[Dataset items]
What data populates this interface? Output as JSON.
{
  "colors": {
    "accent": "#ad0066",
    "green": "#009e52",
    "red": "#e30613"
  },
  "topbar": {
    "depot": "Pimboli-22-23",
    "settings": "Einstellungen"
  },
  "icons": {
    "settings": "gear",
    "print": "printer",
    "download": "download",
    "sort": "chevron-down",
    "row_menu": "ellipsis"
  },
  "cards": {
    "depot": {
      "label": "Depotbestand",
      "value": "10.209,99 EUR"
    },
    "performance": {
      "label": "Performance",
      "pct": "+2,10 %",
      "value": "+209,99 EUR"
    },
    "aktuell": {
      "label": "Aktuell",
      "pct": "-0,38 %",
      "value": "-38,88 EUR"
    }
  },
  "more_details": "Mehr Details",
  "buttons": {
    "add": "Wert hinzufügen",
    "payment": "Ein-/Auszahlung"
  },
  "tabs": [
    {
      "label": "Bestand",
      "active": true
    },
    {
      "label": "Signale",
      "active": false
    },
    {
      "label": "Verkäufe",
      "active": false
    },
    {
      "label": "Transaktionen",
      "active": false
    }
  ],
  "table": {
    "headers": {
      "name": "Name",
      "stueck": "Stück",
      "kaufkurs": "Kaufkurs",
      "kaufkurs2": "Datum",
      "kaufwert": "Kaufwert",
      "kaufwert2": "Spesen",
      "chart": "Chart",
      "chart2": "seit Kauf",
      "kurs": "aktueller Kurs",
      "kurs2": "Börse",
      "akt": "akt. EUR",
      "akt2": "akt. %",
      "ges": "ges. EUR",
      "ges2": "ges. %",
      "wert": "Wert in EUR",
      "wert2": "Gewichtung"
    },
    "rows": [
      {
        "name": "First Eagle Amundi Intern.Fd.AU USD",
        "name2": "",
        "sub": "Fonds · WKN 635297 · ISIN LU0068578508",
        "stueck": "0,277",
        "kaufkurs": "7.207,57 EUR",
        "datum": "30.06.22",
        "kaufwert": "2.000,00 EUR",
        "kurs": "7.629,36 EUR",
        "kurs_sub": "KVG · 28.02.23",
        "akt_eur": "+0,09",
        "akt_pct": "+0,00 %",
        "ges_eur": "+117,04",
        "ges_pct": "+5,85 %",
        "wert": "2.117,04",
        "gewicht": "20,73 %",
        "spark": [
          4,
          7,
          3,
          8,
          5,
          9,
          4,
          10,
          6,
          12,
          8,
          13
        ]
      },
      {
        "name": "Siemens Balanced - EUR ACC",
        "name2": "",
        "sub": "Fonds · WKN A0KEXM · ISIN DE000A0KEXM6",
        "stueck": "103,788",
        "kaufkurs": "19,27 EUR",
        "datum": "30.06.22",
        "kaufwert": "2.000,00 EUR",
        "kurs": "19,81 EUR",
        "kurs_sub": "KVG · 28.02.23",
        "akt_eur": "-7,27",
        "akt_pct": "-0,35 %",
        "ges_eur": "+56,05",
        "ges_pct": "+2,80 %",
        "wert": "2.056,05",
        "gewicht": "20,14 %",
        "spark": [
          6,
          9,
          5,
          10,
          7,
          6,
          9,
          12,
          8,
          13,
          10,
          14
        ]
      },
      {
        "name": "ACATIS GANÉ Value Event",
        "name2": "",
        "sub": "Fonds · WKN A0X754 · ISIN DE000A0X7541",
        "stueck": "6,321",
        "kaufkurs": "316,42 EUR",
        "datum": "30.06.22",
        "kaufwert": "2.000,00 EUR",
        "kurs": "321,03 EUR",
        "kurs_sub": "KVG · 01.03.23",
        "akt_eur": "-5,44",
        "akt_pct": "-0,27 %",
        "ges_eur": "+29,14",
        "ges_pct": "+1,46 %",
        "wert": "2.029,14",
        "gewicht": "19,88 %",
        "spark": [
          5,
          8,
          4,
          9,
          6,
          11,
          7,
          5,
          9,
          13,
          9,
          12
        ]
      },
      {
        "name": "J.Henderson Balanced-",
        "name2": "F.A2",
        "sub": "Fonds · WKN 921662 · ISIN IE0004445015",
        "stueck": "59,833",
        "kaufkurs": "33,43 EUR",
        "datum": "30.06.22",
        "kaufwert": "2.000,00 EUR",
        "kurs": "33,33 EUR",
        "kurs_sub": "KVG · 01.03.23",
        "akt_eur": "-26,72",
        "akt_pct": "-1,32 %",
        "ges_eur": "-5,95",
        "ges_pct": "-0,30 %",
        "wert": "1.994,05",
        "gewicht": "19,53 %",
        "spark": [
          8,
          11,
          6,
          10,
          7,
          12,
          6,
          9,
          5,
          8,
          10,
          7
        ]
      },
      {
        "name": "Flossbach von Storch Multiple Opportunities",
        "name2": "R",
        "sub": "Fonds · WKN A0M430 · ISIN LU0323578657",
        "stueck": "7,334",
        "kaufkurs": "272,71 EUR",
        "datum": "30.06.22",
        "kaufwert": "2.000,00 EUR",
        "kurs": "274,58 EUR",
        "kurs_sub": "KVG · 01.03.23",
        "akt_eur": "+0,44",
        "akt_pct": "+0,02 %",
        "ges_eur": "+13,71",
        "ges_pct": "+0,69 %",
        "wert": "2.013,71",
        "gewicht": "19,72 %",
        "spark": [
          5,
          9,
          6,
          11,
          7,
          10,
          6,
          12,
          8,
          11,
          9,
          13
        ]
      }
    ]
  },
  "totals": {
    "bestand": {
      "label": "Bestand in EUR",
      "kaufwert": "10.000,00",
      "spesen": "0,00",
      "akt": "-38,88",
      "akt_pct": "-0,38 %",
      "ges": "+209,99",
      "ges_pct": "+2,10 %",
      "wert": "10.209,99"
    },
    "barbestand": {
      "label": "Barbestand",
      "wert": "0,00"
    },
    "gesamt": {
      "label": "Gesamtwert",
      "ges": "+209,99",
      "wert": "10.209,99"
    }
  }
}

_YOUR TASK_
Give only the count of lines in which the string "stueck" appears.

_TASK SOLUTION_
6